■ Problem to work on ■
Extract every line that includes the string "marker".

Records from a dataset:
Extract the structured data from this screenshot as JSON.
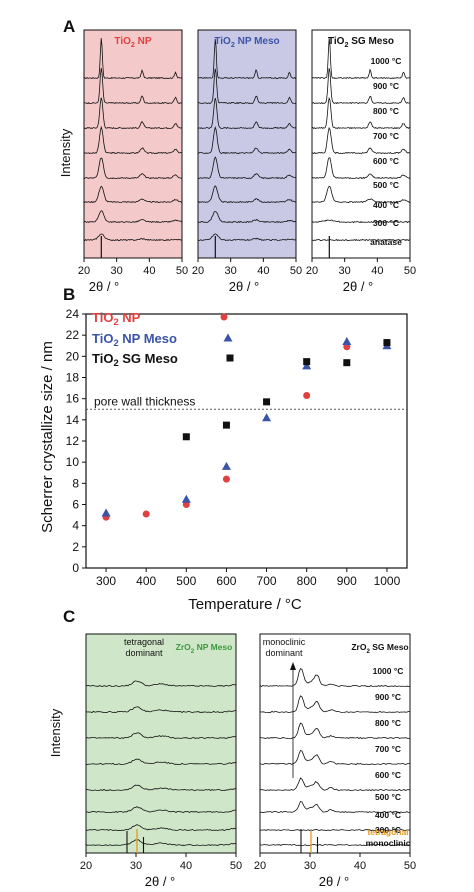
{
  "panel_letters": {
    "a": "A",
    "b": "B",
    "c": "C"
  },
  "colors": {
    "red": "#e04040",
    "blue": "#3a54a8",
    "black": "#111111",
    "pink_bg": "#f3c9c9",
    "blue_bg": "#c9c9e6",
    "green_bg": "#cfe6c9",
    "green_text": "#3c9a3c",
    "orange": "#e39a1f"
  },
  "panel_a": {
    "ylabel": "Intensity",
    "xlabel": "2θ / °",
    "xticks": [
      "20",
      "30",
      "40",
      "50"
    ],
    "subplots": [
      {
        "title_main": "TiO",
        "title_sub": "2",
        "title_rest": " NP",
        "title_color": "#e04040"
      },
      {
        "title_main": "TiO",
        "title_sub": "2",
        "title_rest": " NP Meso",
        "title_color": "#3a54a8"
      },
      {
        "title_main": "TiO",
        "title_sub": "2",
        "title_rest": " SG Meso",
        "title_color": "#111111"
      }
    ],
    "temps": [
      "1000 °C",
      "900 °C",
      "800 °C",
      "700 °C",
      "600 °C",
      "500 °C",
      "400 °C",
      "300 °C"
    ],
    "reference": "anatase"
  },
  "panel_b": {
    "chart_data": {
      "type": "scatter",
      "title": "",
      "xlabel": "Temperature / °C",
      "ylabel": "Scherrer crystallize size / nm",
      "xlim": [
        250,
        1050
      ],
      "ylim": [
        0,
        24
      ],
      "xticks": [
        300,
        400,
        500,
        600,
        700,
        800,
        900,
        1000
      ],
      "yticks": [
        0,
        2,
        4,
        6,
        8,
        10,
        12,
        14,
        16,
        18,
        20,
        22,
        24
      ],
      "reference_line": {
        "y": 15,
        "label": "pore wall thickness"
      },
      "series": [
        {
          "name_main": "TiO",
          "name_sub": "2",
          "name_rest": " NP",
          "marker": "circle",
          "color": "#e04040",
          "x": [
            300,
            400,
            500,
            600,
            800,
            900,
            1000
          ],
          "y": [
            4.8,
            5.1,
            6.0,
            8.4,
            16.3,
            20.9,
            21.2
          ]
        },
        {
          "name_main": "TiO",
          "name_sub": "2",
          "name_rest": " NP Meso",
          "marker": "triangle",
          "color": "#3a54a8",
          "x": [
            300,
            500,
            600,
            700,
            800,
            900,
            1000
          ],
          "y": [
            5.2,
            6.5,
            9.6,
            14.2,
            19.1,
            21.4,
            21.0
          ]
        },
        {
          "name_main": "TiO",
          "name_sub": "2",
          "name_rest": " SG Meso",
          "marker": "square",
          "color": "#111111",
          "x": [
            500,
            600,
            700,
            800,
            900,
            1000
          ],
          "y": [
            12.4,
            13.5,
            15.7,
            19.5,
            19.4,
            21.3
          ]
        }
      ]
    }
  },
  "panel_c": {
    "ylabel": "Intensity",
    "xlabel": "2θ / °",
    "xticks": [
      "20",
      "30",
      "40",
      "50"
    ],
    "left": {
      "title_main": "ZrO",
      "title_sub": "2",
      "title_rest": " NP Meso",
      "annotation_line1": "tetragonal",
      "annotation_line2": "dominant"
    },
    "right": {
      "title_main": "ZrO",
      "title_sub": "2",
      "title_rest": " SG Meso",
      "annotation_line1": "monoclinic",
      "annotation_line2": "dominant"
    },
    "temps": [
      "1000 °C",
      "900 °C",
      "800 °C",
      "700 °C",
      "600 °C",
      "500 °C",
      "400 °C",
      "300 °C"
    ],
    "reference_tetragonal": "tetragonal",
    "reference_monoclinic": "monoclinic"
  }
}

■ Exercise output ■
          "marker": "circle",
          "marker": "triangle",
          "marker": "square",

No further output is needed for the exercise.